**What to work on:** Check every line of the material below for the string "rake", and return the ones that have it.

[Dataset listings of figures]

•••

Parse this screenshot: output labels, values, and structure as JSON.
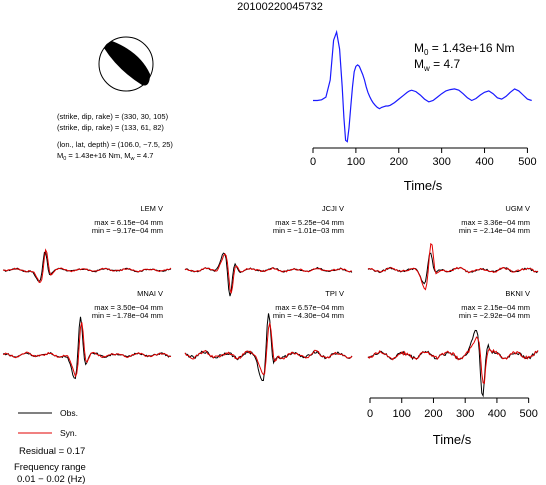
{
  "event_id": "20100220045732",
  "mechanism": {
    "line1": "(strike, dip, rake) = (330, 30, 105)",
    "line2": "(strike, dip, rake) = (133, 61, 82)",
    "line3": "(lon., lat, depth) = (106.0, −7.5, 25)",
    "line4_m0_prefix": "M",
    "line4_m0_sub": "0",
    "line4_m0_value": " = 1.43e+16 Nm, M",
    "line4_mw_sub": "w",
    "line4_mw_value": " = 4.7"
  },
  "stf": {
    "m0_label": "M",
    "m0_sub": "0",
    "m0_value": " = 1.43e+16 Nm",
    "mw_label": "M",
    "mw_sub": "w",
    "mw_value": " = 4.7",
    "xlabel": "Time/s"
  },
  "stations": [
    {
      "name": "LEM V",
      "max": "max = 6.15e−04 mm",
      "min": "min = −9.17e−04 mm"
    },
    {
      "name": "JCJI V",
      "max": "max = 5.25e−04 mm",
      "min": "min = −1.01e−03 mm"
    },
    {
      "name": "UGM V",
      "max": "max = 3.36e−04 mm",
      "min": "min = −2.14e−04 mm"
    },
    {
      "name": "MNAI V",
      "max": "max = 3.50e−04 mm",
      "min": "min = −1.78e−04 mm"
    },
    {
      "name": "TPI V",
      "max": "max = 6.57e−04 mm",
      "min": "min = −4.30e−04 mm"
    },
    {
      "name": "BKNI V",
      "max": "max = 2.15e−04 mm",
      "min": "min = −2.92e−04 mm"
    }
  ],
  "waveform_axis": {
    "xlabel": "Time/s"
  },
  "legend": {
    "obs": "Obs.",
    "syn": "Syn.",
    "obs_color": "#000000",
    "syn_color": "#e00000"
  },
  "residual": "Residual = 0.17",
  "frequency_label": "Frequency range",
  "frequency_value": "0.01 − 0.02 (Hz)",
  "chart_data": [
    {
      "type": "line",
      "name": "source time function",
      "color": "#1a1aff",
      "xlim": [
        0,
        520
      ],
      "ylim": [
        -0.62,
        1.0
      ],
      "xticks": [
        0,
        100,
        200,
        300,
        400,
        500
      ],
      "xlabel": "Time/s",
      "x": [
        0,
        10,
        20,
        30,
        40,
        48,
        55,
        62,
        68,
        72,
        76,
        80,
        84,
        88,
        92,
        96,
        100,
        104,
        108,
        112,
        116,
        120,
        124,
        128,
        132,
        136,
        140,
        145,
        150,
        155,
        160,
        165,
        170,
        175,
        180,
        190,
        200,
        210,
        220,
        225,
        230,
        240,
        250,
        260,
        270,
        280,
        290,
        300,
        310,
        320,
        330,
        340,
        350,
        360,
        370,
        380,
        390,
        400,
        410,
        420,
        430,
        440,
        450,
        460,
        470,
        480,
        490,
        500,
        510
      ],
      "y": [
        0,
        0,
        0.01,
        0.05,
        0.3,
        0.88,
        1.0,
        0.75,
        0.2,
        -0.25,
        -0.58,
        -0.6,
        -0.4,
        -0.1,
        0.2,
        0.42,
        0.5,
        0.52,
        0.5,
        0.44,
        0.38,
        0.3,
        0.2,
        0.12,
        0.06,
        0.01,
        -0.03,
        -0.07,
        -0.1,
        -0.12,
        -0.1,
        -0.09,
        -0.08,
        -0.08,
        -0.07,
        -0.03,
        0.02,
        0.07,
        0.12,
        0.14,
        0.15,
        0.13,
        0.08,
        0.02,
        -0.02,
        0.0,
        0.05,
        0.1,
        0.14,
        0.16,
        0.17,
        0.15,
        0.1,
        0.04,
        0.0,
        0.03,
        0.08,
        0.12,
        0.14,
        0.1,
        0.04,
        0.02,
        0.06,
        0.12,
        0.17,
        0.14,
        0.08,
        0.02,
        0.0
      ]
    },
    {
      "type": "line",
      "name": "waveform comparison",
      "xlim": [
        0,
        520
      ],
      "xticks": [
        0,
        100,
        200,
        300,
        400,
        500
      ],
      "xlabel": "Time/s",
      "panels": [
        {
          "station": "LEM V",
          "peak_t": 130,
          "peak_dir": 1,
          "obs_amp": 0.68,
          "syn_amp": 0.72,
          "noise": 0.1
        },
        {
          "station": "JCJI V",
          "peak_t": 140,
          "peak_dir": -1,
          "obs_amp": 0.95,
          "syn_amp": 0.85,
          "noise": 0.12
        },
        {
          "station": "UGM V",
          "peak_t": 190,
          "peak_dir": 1,
          "obs_amp": 0.62,
          "syn_amp": 0.92,
          "noise": 0.14
        },
        {
          "station": "MNAI V",
          "peak_t": 240,
          "peak_dir": 1,
          "obs_amp": 0.95,
          "syn_amp": 0.85,
          "noise": 0.1
        },
        {
          "station": "TPI V",
          "peak_t": 260,
          "peak_dir": 1,
          "obs_amp": 1.0,
          "syn_amp": 0.75,
          "noise": 0.16
        },
        {
          "station": "BKNI V",
          "peak_t": 350,
          "peak_dir": -1,
          "obs_amp": 1.0,
          "syn_amp": 0.7,
          "noise": 0.18
        }
      ]
    }
  ]
}
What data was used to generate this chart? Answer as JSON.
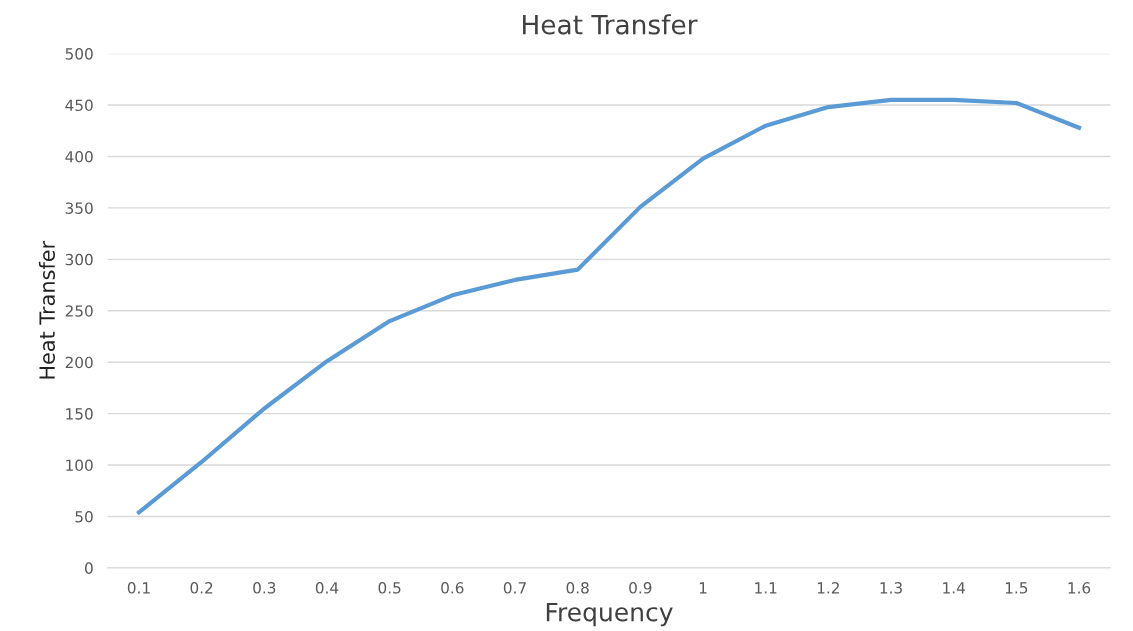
{
  "chart_data": {
    "type": "line",
    "title": "Heat Transfer",
    "xlabel": "Frequency",
    "ylabel": "Heat Transfer",
    "categories": [
      "0.1",
      "0.2",
      "0.3",
      "0.4",
      "0.5",
      "0.6",
      "0.7",
      "0.8",
      "0.9",
      "1",
      "1.1",
      "1.2",
      "1.3",
      "1.4",
      "1.5",
      "1.6"
    ],
    "series": [
      {
        "color": "#5b9bd5",
        "values": [
          54,
          103,
          155,
          201,
          240,
          265,
          280,
          290,
          351,
          398,
          430,
          448,
          455,
          455,
          452,
          428
        ]
      }
    ],
    "ylim": [
      0,
      500
    ],
    "yticks": [
      0,
      50,
      100,
      150,
      200,
      250,
      300,
      350,
      400,
      450,
      500
    ],
    "grid": "y",
    "legend": false,
    "marker": "none",
    "line_style": "solid"
  }
}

•••

**Solved problem:**
    "line1": "(strike, dip, rake) = (330, 30, 105)",
    "line2": "(strike, dip, rake) = (133, 61, 82)",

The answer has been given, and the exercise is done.